------ STORED DATA ------
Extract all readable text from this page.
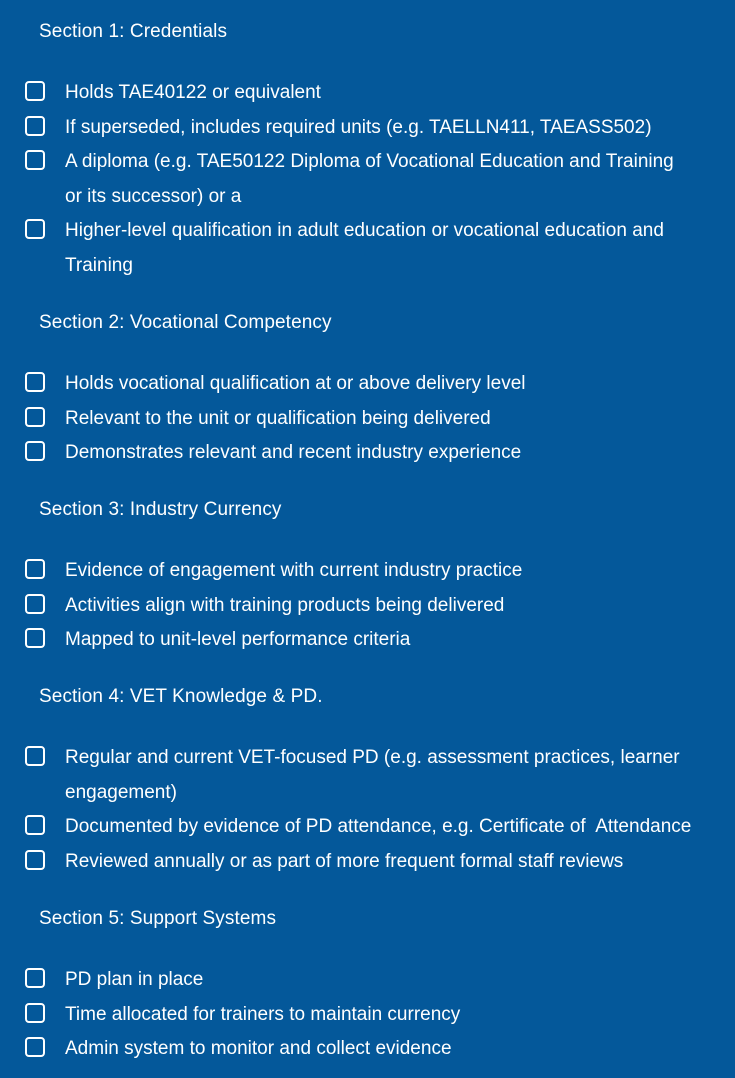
Section 1: Credentials
Holds TAE40122 or equivalent
If superseded, includes required units (e.g. TAELLN411, TAEASS502)
A diploma (e.g. TAE50122 Diploma of Vocational Education and Training
or its successor) or a
Higher-level qualification in adult education or vocational education and
Training
Section 2: Vocational Competency
Holds vocational qualification at or above delivery level
Relevant to the unit or qualification being delivered
Demonstrates relevant and recent industry experience
Section 3: Industry Currency
Evidence of engagement with current industry practice
Activities align with training products being delivered
Mapped to unit-level performance criteria
Section 4: VET Knowledge & PD.
Regular and current VET-focused PD (e.g. assessment practices, learner
engagement)
Documented by evidence of PD attendance, e.g. Certificate of  Attendance
Reviewed annually or as part of more frequent formal staff reviews
Section 5: Support Systems
PD plan in place
Time allocated for trainers to maintain currency
Admin system to monitor and collect evidence
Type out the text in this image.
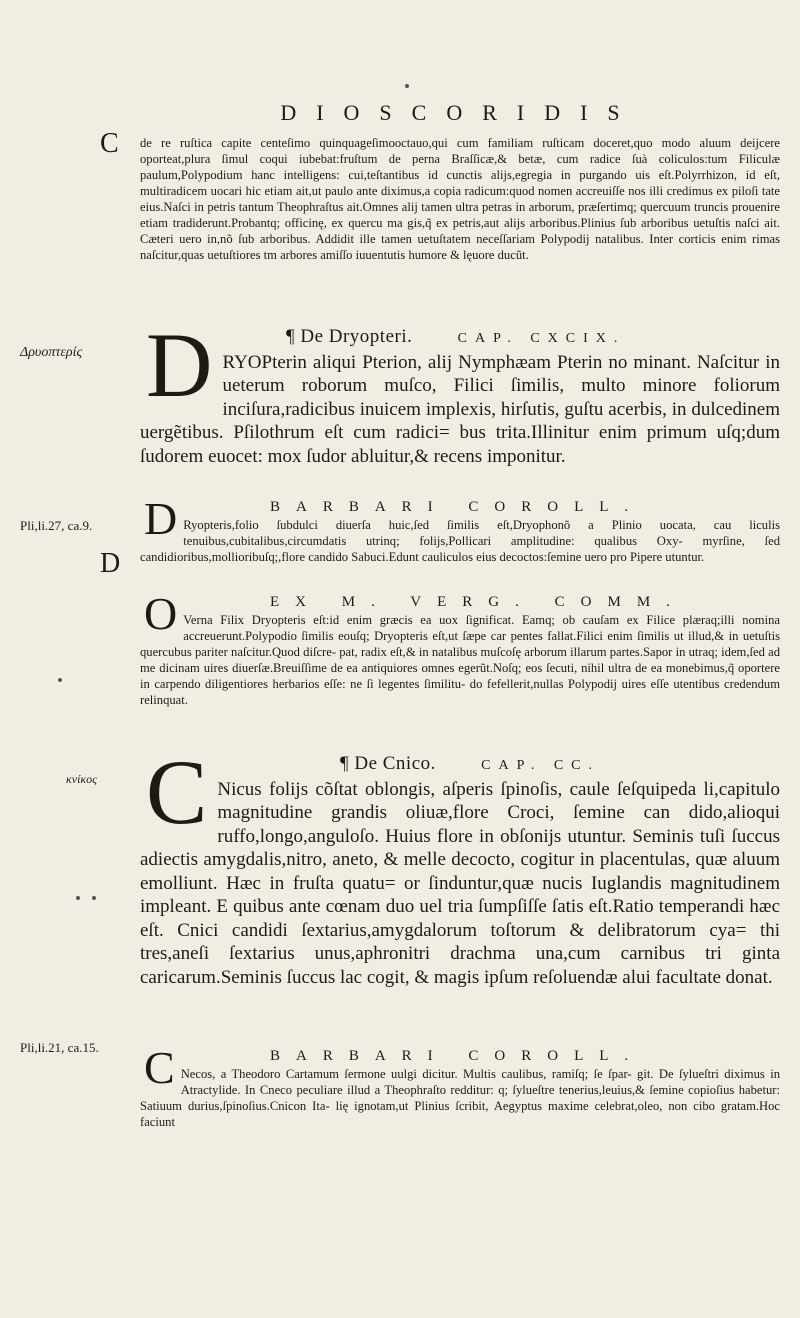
DIOSCORIDIS
C
Δρυοπτερίς
Pli,li.27, ca.9.
D
κνίκος
Pli,li.21, ca.15.

de re ruſtica capite centeſimo quinquageſimooctauo,qui cum familiam ruſticam doceret,quo modo aluum deijcere oporteat,plura ſimul coqui iubebat:fruſtum de perna Braſſicæ,& betæ, cum radice ſuà coliculos:tum Filiculæ paulum,Polypodium hanc intelligens: cui,teſtantibus id cunctis alijs,egregia in purgando uis eſt.Polyrrhizon, id eſt, multiradicem uocari hic etiam ait,ut paulo ante diximus,a copia radicum:quod nomen accreuiſſe nos illi credimus ex piloſi tate eius.Naſci in petris tantum Theophraſtus ait.Omnes alij tamen ultra petras in arborum, præſertimq; quercuum truncis prouenire etiam tradiderunt.Probantq; officinę, ex quercu ma gis,q̃ ex petris,aut alijs arboribus.Plinius ſub arboribus uetuſtis naſci ait. Cæteri uero in,nõ ſub arboribus. Addidit ille tamen uetuſtatem neceſſariam Polypodij natalibus. Inter corticis enim rimas naſcitur,quas uetuſtiores tm arbores amiſſo iuuentutis humore & lęuore ducũt.

¶ De Dryopteri.	CAP. CXCIX.
D RYOPterin aliqui Pterion, alij Nymphæam Pterin no minant. Naſcitur in ueterum roborum muſco, Filici ſimilis, multo minore foliorum inciſura,radicibus inuicem implexis, hirſutis, guſtu acerbis, in dulcedinem uergẽtibus. Pſilothrum eſt cum radici= bus trita.Illinitur enim primum uſq;dum ſudorem euocet: mox ſudor abluitur,& recens imponitur.

BARBARI COROLL.
D Ryopteris,folio ſubdulci diuerſa huic,ſed ſimilis eſt,Dryophonõ a Plinio uocata, cau liculis tenuibus,cubitalibus,circumdatis utrinq; folijs,Pollicari amplitudine: qualibus Oxy- myrſine, ſed candidioribus,mollioribuſq;,flore candido Sabuci.Edunt cauliculos eius decoctos:ſemine uero pro Pipere utuntur.

EX M. VERG. COMM.
O Verna Filix Dryopteris eſt:id enim græcis ea uox ſignificat. Eamq; ob cauſam ex Filice plæraq;illi nomina accreuerunt.Polypodio ſimilis eouſq; Dryopteris eſt,ut ſæpe car pentes fallat.Filici enim ſimilis ut illud,& in uetuſtis quercubus pariter naſcitur.Quod diſcre- pat, radix eſt,& in natalibus muſcoſę arborum illarum partes.Sapor in utraq; idem,ſed ad me dicinam uires diuerſæ.Breuiſſime de ea antiquiores omnes egerũt.Noſq; eos ſecuti, nihil ultra de ea monebimus,q̃ oportere in carpendo diligentiores herbarios eſſe: ne ſi legentes ſimilitu- do fefellerit,nullas Polypodij uires eſſe utentibus credendum relinquat.

¶ De Cnico.	CAP. CC.
C Nicus folijs cõſtat oblongis, aſperis ſpinoſis, caule ſeſquipeda li,capitulo magnitudine grandis oliuæ,flore Croci, ſemine can dido,alioqui ruffo,longo,anguloſo. Huius flore in obſonijs utuntur. Seminis tuſi ſuccus adiectis amygdalis,nitro, aneto, & melle decocto, cogitur in placentulas, quæ aluum emolliunt. Hæc in fruſta quatu= or ſinduntur,quæ nucis Iuglandis magnitudinem impleant. E quibus ante cœnam duo uel tria ſumpſiſſe ſatis eſt.Ratio temperandi hæc eſt. Cnici candidi ſextarius,amygdalorum toſtorum & delibratorum cya= thi tres,aneſi ſextarius unus,aphronitri drachma una,cum carnibus tri ginta caricarum.Seminis ſuccus lac cogit, & magis ipſum reſoluendæ alui facultate donat.

BARBARI COROLL.
C Necos, a Theodoro Cartamum ſermone uulgi dicitur. Multis caulibus, ramiſq; ſe ſpar- git. De ſylueſtri diximus in Atractylide. In Cneco peculiare illud a Theophraſto redditur: q; ſylueſtre tenerius,leuius,& ſemine copioſius habetur: Satiuum durius,ſpinoſius.Cnicon Ita- lię ignotam,ut Plinius ſcribit, Aegyptus maxime celebrat,oleo, non cibo gratam.Hoc faciunt
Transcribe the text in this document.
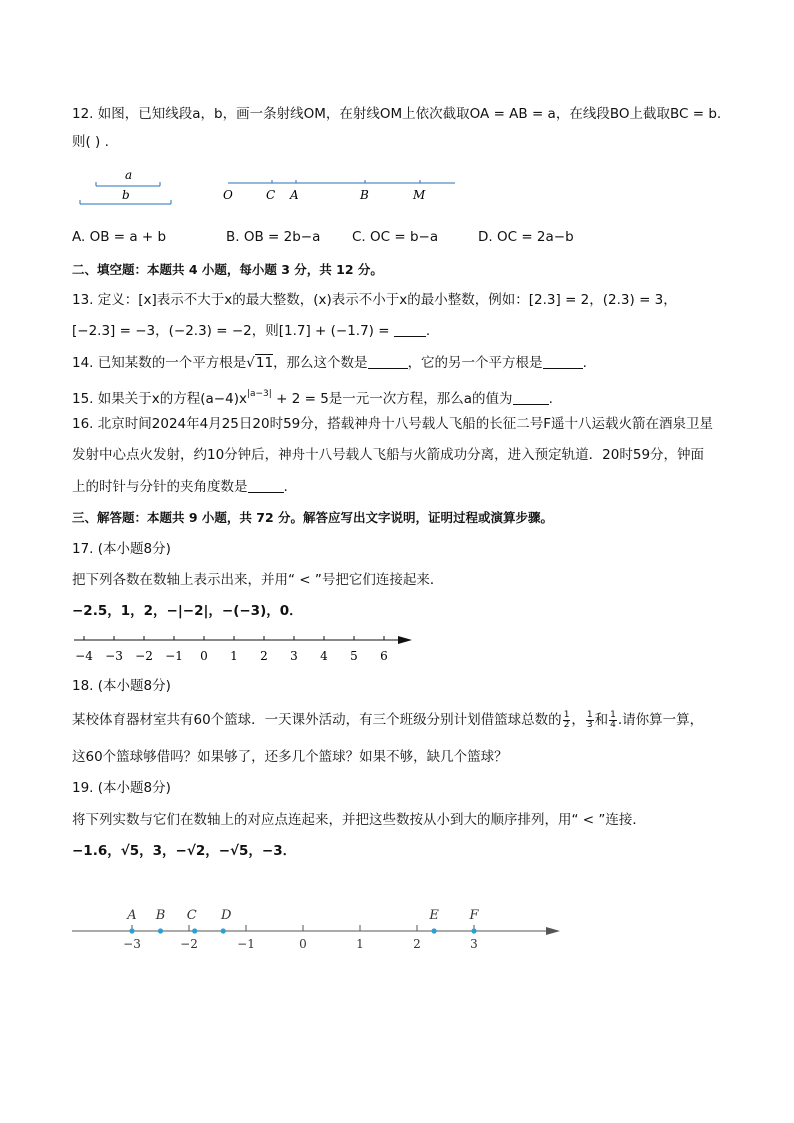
12. 如图，已知线段a，b，画一条射线OM，在射线OM上依次截取OA = AB = a，在线段BO上截取BC = b.
则( ) .
a
b	O	C A	B	M
A. OB = a + b	B. OB = 2b−a C. OC = b−a	D. OC = 2a−b
二、填空题：本题共 4 小题，每小题 3 分，共 12 分。
13. 定义：[x]表示不大于x的最大整数，(x)表示不小于x的最小整数，例如：[2.3] = 2，(2.3) = 3，
[−2.3] = −3，(−2.3) = −2，则[1.7] + (−1.7) = .
14. 已知某数的一个平方根是√11，那么这个数是	，它的另一个平方根是	.
15. 如果关于x的方程$(a-4)x^{|a-3|} + 2 = 5$是一元一次方程，那么a的值为	.
16. 北京时间2024年4月25日20时59分，搭载神舟十八号载人飞船的长征二号F遥十八运载火箭在酒泉卫星
发射中心点火发射，约10分钟后，神舟十八号载人飞船与火箭成功分离，进入预定轨道．20时59分，钟面
上的时针与分针的夹角度数是	.
三、解答题：本题共 9 小题，共 72 分。解答应写出文字说明，证明过程或演算步骤。
17. (本小题8分)
把下列各数在数轴上表示出来，并用“ < ”号把它们连接起来．
−2.5，1，2，−|−2|，−(−3)，0．
−4 −3 −2 −1 0 1 2 3 4 5 6
18. (本小题8分)
某校体育器材室共有60个篮球．一天课外活动，有三个班级分别计划借篮球总数的 $\frac{1}{2}$ ， $\frac{1}{3}$ 和 $\frac{1}{4}$ .请你算一算，
这60个篮球够借吗？如果够了，还多几个篮球？如果不够，缺几个篮球？
19. (本小题8分)
将下列实数与它们在数轴上的对应点连起来，并把这些数按从小到大的顺序排列，用“ < ”连接．
−1.6，√5，3，−√2，−√5，−3．
−3	−2	−1	0	1	2	3
A B C D	E F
------
__SET EXERCISE__. Reproduce every line of the listing above in which the string "uero" appears.

__RIGHT ANSWER__.
de re ruſtica capite centeſimo quinquageſimooctauo,qui cum familiam ruſticam doceret,quo modo aluum deijcere oporteat,plura ſimul coqui iubebat:fruſtum de perna Braſſicæ,& betæ, cum radice ſuà coliculos:tum Filiculæ paulum,Polypodium hanc intelligens: cui,teſtantibus id cunctis alijs,egregia in purgando uis eſt.Polyrrhizon, id eſt, multiradicem uocari hic etiam ait,ut paulo ante diximus,a copia radicum:quod nomen accreuiſſe nos illi credimus ex piloſi tate eius.Naſci in petris tantum Theophraſtus ait.Omnes alij tamen ultra petras in arborum, præſertimq; quercuum truncis prouenire etiam tradiderunt.Probantq; officinę, ex quercu ma gis,q̃ ex petris,aut alijs arboribus.Plinius ſub arboribus uetuſtis naſci ait. Cæteri uero in,nõ ſub arboribus. Addidit ille tamen uetuſtatem neceſſariam Polypodij natalibus. Inter corticis enim rimas naſcitur,quas uetuſtiores tm arbores amiſſo iuuentutis humore & lęuore ducũt.
D Ryopteris,folio ſubdulci diuerſa huic,ſed ſimilis eſt,Dryophonõ a Plinio uocata, cau liculis tenuibus,cubitalibus,circumdatis utrinq; folijs,Pollicari amplitudine: qualibus Oxy- myrſine, ſed candidioribus,mollioribuſq;,flore candido Sabuci.Edunt cauliculos eius decoctos:ſemine uero pro Pipere utuntur.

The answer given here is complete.